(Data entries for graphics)
-- BEGIN --
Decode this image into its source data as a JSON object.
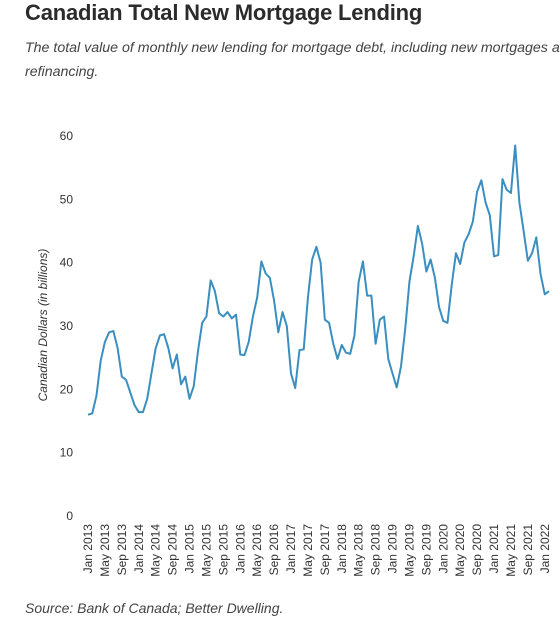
{
  "header": {
    "title": "Canadian Total New Mortgage Lending",
    "subtitle": "The total value of monthly new lending for mortgage debt, including new mortgages and refinancing."
  },
  "footer": {
    "source": "Source: Bank of Canada; Better Dwelling."
  },
  "colors": {
    "line": "#3a8fc0",
    "text": "#333333"
  },
  "chart_data": {
    "type": "line",
    "title": "Canadian Total New Mortgage Lending",
    "ylabel": "Canadian Dollars (in billions)",
    "xlabel": "",
    "ylim": [
      0,
      60
    ],
    "yticks": [
      0,
      10,
      20,
      30,
      40,
      50,
      60
    ],
    "grid": false,
    "legend": "none",
    "x_tick_labels": [
      "Jan 2013",
      "May 2013",
      "Sep 2013",
      "Jan 2014",
      "May 2014",
      "Sep 2014",
      "Jan 2015",
      "May 2015",
      "Sep 2015",
      "Jan 2016",
      "May 2016",
      "Sep 2016",
      "Jan 2017",
      "May 2017",
      "Sep 2017",
      "Jan 2018",
      "May 2018",
      "Sep 2018",
      "Jan 2019",
      "May 2019",
      "Sep 2019",
      "Jan 2020",
      "May 2020",
      "Sep 2020",
      "Jan 2021",
      "May 2021",
      "Sep 2021",
      "Jan 2022"
    ],
    "x_start": "Jan 2013",
    "series": [
      {
        "values": [
          16,
          16.2,
          19,
          24.5,
          27.5,
          29,
          29.2,
          26.5,
          22,
          21.5,
          19.5,
          17.5,
          16.4,
          16.4,
          18.5,
          22.5,
          26.5,
          28.5,
          28.7,
          26.5,
          23.3,
          25.5,
          20.8,
          22,
          18.5,
          20.5,
          26,
          30.5,
          31.5,
          37.2,
          35.5,
          32,
          31.5,
          32.2,
          31.2,
          31.8,
          25.5,
          25.4,
          27.5,
          31.5,
          34.5,
          40.2,
          38.3,
          37.6,
          34,
          29,
          32.2,
          30,
          22.5,
          20.2,
          26.2,
          26.3,
          34.5,
          40.5,
          42.5,
          40,
          31,
          30.5,
          27.2,
          24.8,
          27,
          25.8,
          25.6,
          28.5,
          37,
          40.2,
          34.8,
          34.8,
          27.2,
          31,
          31.5,
          24.8,
          22.5,
          20.3,
          23.6,
          29.5,
          37,
          41,
          45.8,
          43,
          38.6,
          40.5,
          37.7,
          33,
          30.8,
          30.5,
          36.5,
          41.5,
          39.8,
          43.2,
          44.5,
          46.5,
          51.2,
          53,
          49.5,
          47.5,
          41,
          41.2,
          53.2,
          51.5,
          51,
          58.5,
          49.5,
          45,
          40.3,
          41.5,
          44,
          38.2,
          35,
          35.5
        ]
      }
    ]
  }
}
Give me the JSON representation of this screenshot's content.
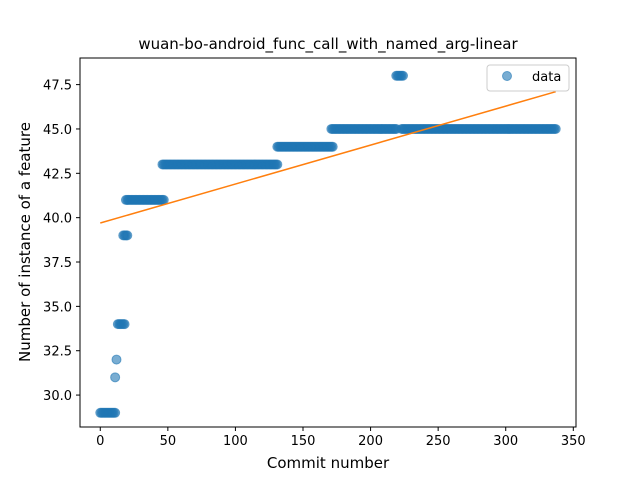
{
  "chart_data": {
    "type": "scatter",
    "title": "wuan-bo-android_func_call_with_named_arg-linear",
    "xlabel": "Commit number",
    "ylabel": "Number of instance of a feature",
    "xlim": [
      -15,
      352
    ],
    "ylim": [
      28.2,
      49.0
    ],
    "x_ticks": [
      0,
      50,
      100,
      150,
      200,
      250,
      300,
      350
    ],
    "y_ticks": [
      30.0,
      32.5,
      35.0,
      37.5,
      40.0,
      42.5,
      45.0,
      47.5
    ],
    "x_tick_labels": [
      "0",
      "50",
      "100",
      "150",
      "200",
      "250",
      "300",
      "350"
    ],
    "y_tick_labels": [
      "30.0",
      "32.5",
      "35.0",
      "37.5",
      "40.0",
      "42.5",
      "45.0",
      "47.5"
    ],
    "grid": false,
    "legend_position": "upper-right",
    "series": [
      {
        "name": "data",
        "kind": "scatter",
        "color": "#1f77b4",
        "segments": [
          {
            "x_start": 0,
            "x_end": 11,
            "y": 29
          },
          {
            "x_start": 11,
            "x_end": 11,
            "y": 31
          },
          {
            "x_start": 12,
            "x_end": 12,
            "y": 32
          },
          {
            "x_start": 13,
            "x_end": 18,
            "y": 34
          },
          {
            "x_start": 17,
            "x_end": 20,
            "y": 39
          },
          {
            "x_start": 19,
            "x_end": 47,
            "y": 41
          },
          {
            "x_start": 46,
            "x_end": 131,
            "y": 43
          },
          {
            "x_start": 131,
            "x_end": 172,
            "y": 44
          },
          {
            "x_start": 171,
            "x_end": 219,
            "y": 45
          },
          {
            "x_start": 219,
            "x_end": 224,
            "y": 48
          },
          {
            "x_start": 223,
            "x_end": 337,
            "y": 45
          }
        ]
      },
      {
        "name": "",
        "kind": "line",
        "color": "#ff7f0e",
        "x": [
          0,
          337
        ],
        "y": [
          39.7,
          47.1
        ]
      }
    ]
  }
}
-- END --
▸ **Task brief**
Give the count of lines in the data shown above that contain "source", and nothing else.

▸ **Exercise answer**
2